-- Provided text --
──────────────────────────────
Institute of Food Science and Technology
- Formation: 1964; 62 years ago
- Location: London, United Kingdom;
- President: Christopher Gilbert-Wood
- Website: ifst.org

= Institute of Food Science and Technology =

Independent qualifying body for food professionals based in the UK

The Institute of Food Science & Technology (IFST) is an independent qualifying body for food professionals based in the UK that is concerned with all aspects of food science and technology.

The IFST was established to advance food science and technology, to advance education in the area and to make progress in applying principles of food science for the benefit, safety and health of the public. It serves the public by taking into account the many elements that are important for the efficient and responsible supply, manufacture and distribution of safe, wholesome, nutritious, and affordable foods with due regard for the environment, animal welfare and the rights of consumers.

==History==
===Origins===
In the 1950s, food science and technology became a subject in its own right. The UK National College of Food Technology was established in 1955 and food science degree courses began to be taught in four UK universities and one polytechnic. By the 1960s, food science and technology graduates and other scientists who were working with food felt the need for an institution that recognised the new discipline of food science and technology. The IFST was formed in 1964 to cater for this new breed of scientists and work began rapidly on creating and developing the new organisation. By 1968, the Institute became an incorporated body, with a Memorandum and Articles of Association and Bye-Laws.

===Development===
During the 1970s, IFST further development its range of professional activities. In 1980, IFST became a full member of the Council of Science and Technology Institutes (the predecessor to the Science Council).
In the following decade, IFST focused on its public benefit role, in particular, the initiative to form the European Federation of Food Science and Technology (EFFoST), and the further development of its scientific publications.

===Into the 21st century===
In November 2007, the Charity Commission granted charitable status to the IFST company. IFST is a member-based organisation governed by a Board of Trustees, who are elected by the members. The Board is assisted by a Finance Committee and a small Executive Team. There are six standing committees, each of which deals with a particular aspect of the Institute and advises the Board on relevant topics. These committees are made up of IFST members and chaired by a member of the Board, all volunteer based. The IFST member base represents the largest food science and technology community in Europe. IFST is the only qualifying body in the UK dedicated to food science and technology.
──────────────────────────────
-- Given entries --

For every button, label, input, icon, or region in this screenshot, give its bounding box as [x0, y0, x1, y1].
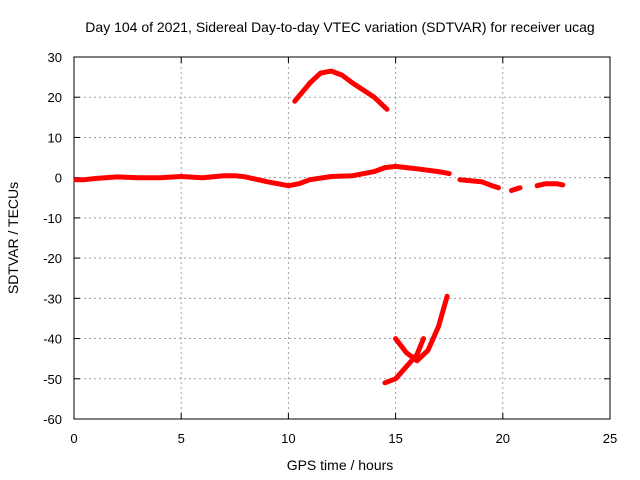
series-line-main	[73, 163, 452, 189]
y-tick-label: 10	[48, 130, 62, 145]
series-line-upper-arc	[292, 68, 390, 112]
y-tick-label: 0	[55, 171, 62, 186]
y-tick-label: 20	[48, 90, 62, 105]
series-line-lower-rise	[393, 293, 450, 364]
plot-frame	[73, 56, 611, 420]
chart-title: Day 104 of 2021, Sidereal Day-to-day VTE…	[85, 19, 594, 35]
series-line-tail	[457, 177, 501, 191]
x-tick-label: 5	[178, 431, 185, 446]
y-tick-label: -20	[43, 251, 62, 266]
series-line-segment-20.5	[508, 185, 523, 193]
x-tick-label: 25	[603, 431, 617, 446]
x-tick-label: 15	[388, 431, 402, 446]
y-tick-label: -40	[43, 332, 62, 347]
y-tick-label: -10	[43, 211, 62, 226]
data-series	[73, 68, 566, 386]
y-tick-label: 30	[48, 50, 62, 65]
x-tick-label: 20	[496, 431, 510, 446]
y-tick-label: -60	[43, 412, 62, 427]
series-line-segment-22	[534, 181, 566, 189]
y-axis-label: SDTVAR / TECUs	[5, 182, 21, 294]
y-tick-label: -50	[43, 372, 62, 387]
x-tick-label: 0	[70, 431, 77, 446]
y-tick-label: -30	[43, 291, 62, 306]
x-axis-label: GPS time / hours	[287, 457, 394, 473]
grid-lines	[74, 57, 610, 419]
series-line-lower-hook	[382, 336, 426, 386]
axis-ticks: 0 5 10 15 20 25 -60 -50 -40 -30 -20 -10 0 10 20 30	[43, 50, 617, 446]
x-tick-label: 10	[281, 431, 295, 446]
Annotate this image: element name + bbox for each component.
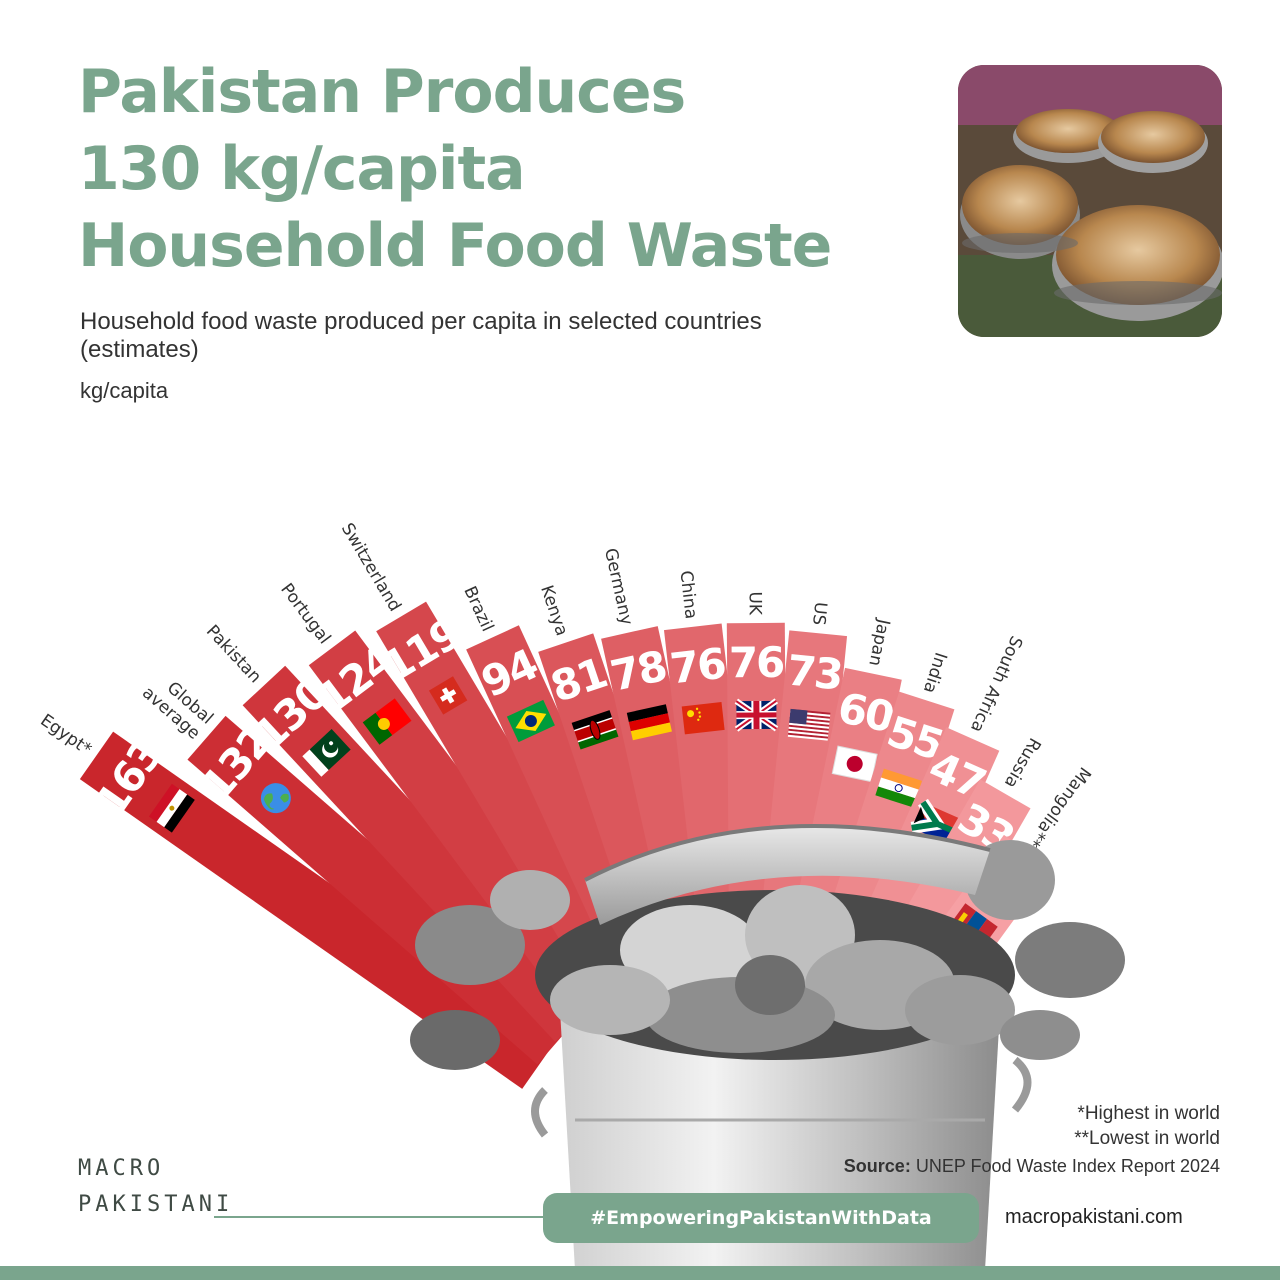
website-link[interactable]: macropakistani.com [1005,1206,1183,1228]
brazil-flag-icon [506,699,555,743]
lowest-note: **Lowest in world [1074,1128,1220,1149]
south-africa-flag-icon [910,798,960,845]
footer-divider [214,1216,544,1218]
category-label: US [808,601,830,626]
uk-flag-icon [734,698,779,732]
china-flag-icon [681,702,725,735]
japan-flag-icon [831,745,878,783]
globe-icon [260,783,291,814]
us-flag-icon [787,708,831,741]
hashtag-badge: #EmpoweringPakistanWithData [543,1193,979,1243]
switzerland-flag-icon [428,676,468,715]
page-title: Pakistan Produces 130 kg/capita Househol… [78,54,832,285]
source-text: UNEP Food Waste Index Report 2024 [910,1156,1220,1176]
kenya-flag-icon [571,710,619,750]
title-line-3: Household Food Waste [78,211,832,281]
title-line-1: Pakistan Produces [78,57,686,127]
logo-top-text: MACRO [78,1156,165,1181]
bar [79,731,556,1089]
bar-value-label: 76 [667,639,727,694]
bar-value-label: 78 [606,641,670,701]
title-line-2: 130 kg/capita [78,134,526,204]
pakistan-flag-icon [302,729,351,777]
food-plates-photo [958,65,1222,337]
source-label: Source: [843,1156,911,1176]
macro-pakistani-logo: MACRO PAKISTANI [78,1156,278,1252]
category-label: UK [745,591,765,616]
highest-note: *Highest in world [1077,1103,1220,1124]
chart-subtitle: Household food waste produced per capita… [80,308,762,363]
bottom-accent-bar [0,1266,1280,1280]
india-flag-icon [875,768,922,808]
bar-value-label: 76 [729,638,784,687]
portugal-flag-icon [362,698,412,745]
unit-label: kg/capita [80,378,169,403]
source-note: Source: UNEP Food Waste Index Report 202… [844,1156,1220,1177]
logo-bottom-text: PAKISTANI [78,1192,234,1217]
germany-flag-icon [626,704,672,741]
egypt-flag-icon [148,783,195,833]
bar-value-label: 73 [785,645,844,699]
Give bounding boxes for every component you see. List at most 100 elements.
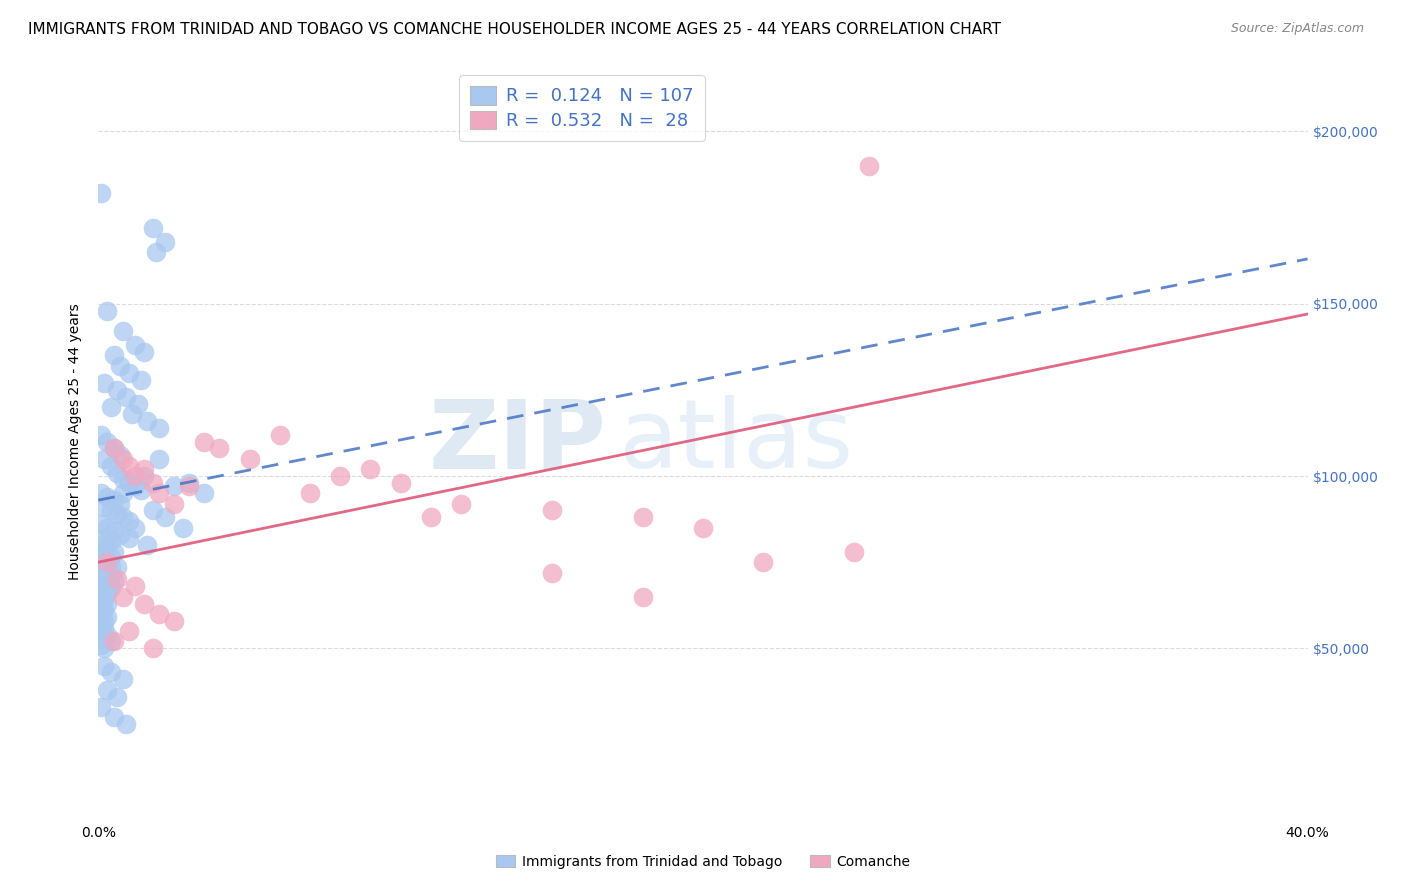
Point (108, 448, 131, 462)
Point (100, 569, 122, 583)
Point (96, 434, 118, 449)
Point (269, 427, 291, 442)
Point (163, 497, 186, 511)
Point (118, 624, 141, 639)
Point (93, 567, 115, 582)
Point (105, 560, 128, 574)
Point (90, 607, 112, 621)
Point (179, 475, 201, 490)
Point (93, 555, 115, 569)
Point (108, 497, 131, 511)
Point (90, 538, 112, 552)
Point (93, 631, 115, 645)
Point (193, 434, 215, 449)
Point (135, 538, 157, 552)
Point (90, 590, 112, 604)
Point (93, 575, 115, 590)
Point (103, 710, 125, 724)
Point (90, 584, 112, 599)
Point (111, 451, 134, 466)
Point (93, 376, 115, 390)
Point (93, 562, 115, 576)
Point (90, 517, 112, 532)
Point (96, 541, 118, 556)
Point (172, 521, 194, 535)
Point (142, 641, 165, 656)
Point (90, 699, 112, 714)
Point (118, 514, 141, 528)
Point (129, 372, 152, 386)
Point (105, 466, 128, 480)
Text: atlas: atlas (619, 395, 853, 488)
Point (142, 475, 165, 490)
Point (93, 531, 115, 545)
Point (142, 220, 165, 235)
Point (103, 348, 125, 362)
Point (124, 579, 146, 593)
Point (179, 479, 201, 493)
Point (90, 638, 112, 652)
Point (100, 458, 122, 473)
Point (118, 366, 141, 380)
Point (360, 462, 382, 476)
Point (103, 442, 125, 456)
Point (114, 717, 136, 731)
Point (142, 503, 165, 517)
Point (93, 641, 115, 656)
Point (105, 690, 128, 704)
Point (93, 614, 115, 628)
Point (93, 548, 115, 563)
Point (858, 159, 880, 173)
Point (118, 531, 141, 545)
Point (103, 493, 125, 508)
Point (96, 303, 118, 318)
Point (103, 634, 125, 648)
Point (105, 573, 128, 587)
Point (93, 593, 115, 607)
Point (631, 510, 654, 524)
Point (135, 414, 157, 428)
Point (124, 521, 146, 535)
Point (118, 458, 141, 473)
Point (90, 617, 112, 632)
Point (108, 359, 131, 373)
Point (100, 400, 122, 414)
Point (111, 473, 134, 487)
Point (111, 324, 134, 338)
Point (100, 634, 122, 648)
Point (121, 407, 143, 421)
Point (90, 571, 112, 585)
Point (844, 545, 866, 559)
Point (124, 479, 146, 493)
Point (96, 553, 118, 567)
Point (100, 558, 122, 573)
Point (193, 486, 215, 500)
Point (129, 483, 152, 497)
Point (90, 551, 112, 566)
Point (148, 607, 170, 621)
Point (540, 503, 562, 517)
Point (103, 574, 125, 588)
Point (389, 475, 412, 490)
Point (540, 566, 562, 580)
Point (100, 581, 122, 595)
Point (103, 524, 125, 538)
Point (93, 451, 115, 466)
Point (153, 510, 176, 524)
Point (124, 469, 146, 483)
Point (96, 682, 118, 697)
Point (96, 490, 118, 504)
Point (105, 507, 128, 521)
Point (96, 521, 118, 535)
Point (148, 451, 170, 466)
Point (132, 462, 155, 476)
Text: ZIP: ZIP (429, 395, 606, 488)
Point (96, 597, 118, 611)
Legend: Immigrants from Trinidad and Tobago, Comanche: Immigrants from Trinidad and Tobago, Com… (489, 849, 917, 874)
Point (105, 383, 128, 397)
Point (148, 421, 170, 435)
Point (111, 486, 134, 500)
Point (96, 627, 118, 641)
Point (153, 235, 176, 249)
Point (90, 486, 112, 500)
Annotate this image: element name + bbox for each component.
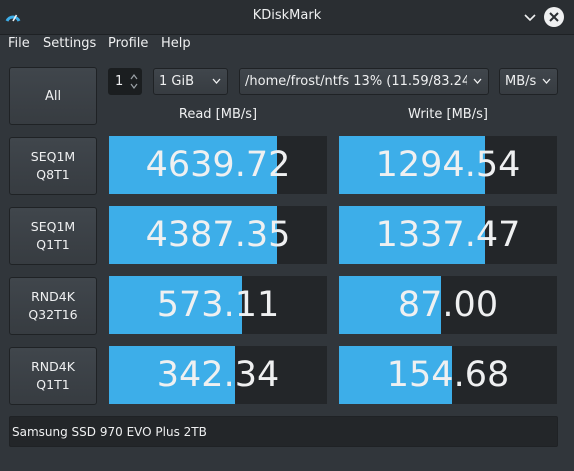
read-result-bar: 342.34 [109,346,327,404]
test-button-seq1m-q1t1[interactable]: SEQ1M Q1T1 [9,207,97,265]
app-gauge-icon [5,14,21,22]
device-name: Samsung SSD 970 EVO Plus 2TB [12,425,207,439]
test-label-line1: SEQ1M [30,149,76,164]
chevron-down-icon [473,78,482,84]
test-button-seq1m-q8t1[interactable]: SEQ1M Q8T1 [9,137,97,195]
menu-settings[interactable]: Settings [43,36,97,51]
menu-file[interactable]: File [8,36,30,51]
loops-value: 1 [115,74,124,89]
read-result-bar: 573.11 [109,276,327,334]
path-select[interactable]: /home/frost/ntfs 13% (11.59/83.24 Gi [239,68,489,95]
write-result-bar: 87.00 [339,276,557,334]
size-select[interactable]: 1 GiB [153,68,228,95]
size-value: 1 GiB [159,74,195,89]
loops-spinbox[interactable]: 1 [108,68,142,95]
spin-arrows-icon[interactable] [129,71,139,92]
write-result-bar: 1294.54 [339,136,557,194]
read-value: 342.34 [156,355,280,395]
chevron-down-icon [212,78,221,84]
write-value: 154.68 [386,355,510,395]
read-result-bar: 4387.35 [109,206,327,264]
test-button-rnd4k-q32t16[interactable]: RND4K Q32T16 [9,277,97,335]
write-fill [339,206,486,264]
test-label-line2: Q8T1 [36,167,70,182]
read-header: Read [MB/s] [178,107,258,122]
device-field[interactable]: Samsung SSD 970 EVO Plus 2TB [9,416,558,447]
write-fill [339,346,453,404]
all-button[interactable]: All [9,67,97,125]
read-fill [109,136,277,194]
write-result-bar: 154.68 [339,346,557,404]
minimize-icon[interactable] [520,7,540,27]
menu-bar: File Settings Profile Help [0,34,574,56]
read-value: 4639.72 [145,145,291,185]
test-label-line1: SEQ1M [30,219,76,234]
test-label-line2: Q1T1 [36,237,70,252]
all-button-label: All [44,88,62,104]
write-value: 1294.54 [375,145,521,185]
write-result-bar: 1337.47 [339,206,557,264]
test-button-rnd4k-q1t1[interactable]: RND4K Q1T1 [9,347,97,405]
write-value: 1337.47 [375,215,521,255]
write-fill [339,136,486,194]
title-bar: KDiskMark [0,0,574,35]
test-label-line2: Q1T1 [36,377,70,392]
write-fill [339,276,442,334]
unit-value: MB/s [505,74,537,89]
test-label-line2: Q32T16 [28,307,78,322]
read-fill [109,206,277,264]
test-label-line1: RND4K [31,359,75,374]
close-icon[interactable] [544,7,564,27]
test-label-line1: RND4K [31,289,75,304]
read-fill [109,276,242,334]
unit-select[interactable]: MB/s [499,68,558,95]
path-value: /home/frost/ntfs 13% (11.59/83.24 Gi [245,74,467,89]
read-value: 573.11 [156,285,280,325]
menu-help[interactable]: Help [161,36,191,51]
write-value: 87.00 [397,285,499,325]
read-result-bar: 4639.72 [109,136,327,194]
read-fill [109,346,236,404]
read-value: 4387.35 [145,215,291,255]
chevron-down-icon [542,78,551,84]
write-header: Write [MB/s] [408,107,488,122]
window-title: KDiskMark [252,8,322,23]
menu-profile[interactable]: Profile [108,36,149,51]
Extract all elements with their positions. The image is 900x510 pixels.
──────────────────────────────
-- Things to do --
1. In the passage on the Institute of Food Science and Technology, reproduce the part that opens with the words containing "The Institute of" and closes with "rights of consumers.", changing "animal welfare" to "livestock welfare".
2. Render this sentence from the passage on the Institute of Food Science and Technology into Spanish: "IFST is the only qualifying body in the UK dedicated to food science and technology."
3. According to the passage on the Institute of Food Science and Technology, is each statement true? Answer yes or no for each, and quote the words that decide it. (a) The UK National College of Food Technology was established in 1955. (b) The IFST became an incorporated body in 1964. (c) The Board of Trustees is appointed by the Charity Commission.

-- Solutions per task --
1.
The Institute of Food Science & Technology (IFST) is an independent qualifying body for food professionals based in the UK that is concerned with all aspects of food science and technology.

The IFST was established to advance food science and technology, to advance education in the area and to make progress in applying principles of food science for the benefit, safety and health of the public. It serves the public by taking into account the many elements that are important for the efficient and responsible supply, manufacture and distribution of safe, wholesome, nutritious, and affordable foods with due regard for the environment, livestock welfare and the rights of consumers.

2. El IFST es el único organismo de cualificación del Reino Unido dedicado a la ciencia y la tecnología de los alimentos.

3.
(a) Yes: "The UK National College of Food Technology was established in 1955"
(b) No: "By 1968, the Institute became an incorporated body"
(c) No: "governed by a Board of Trustees, who are elected by the members"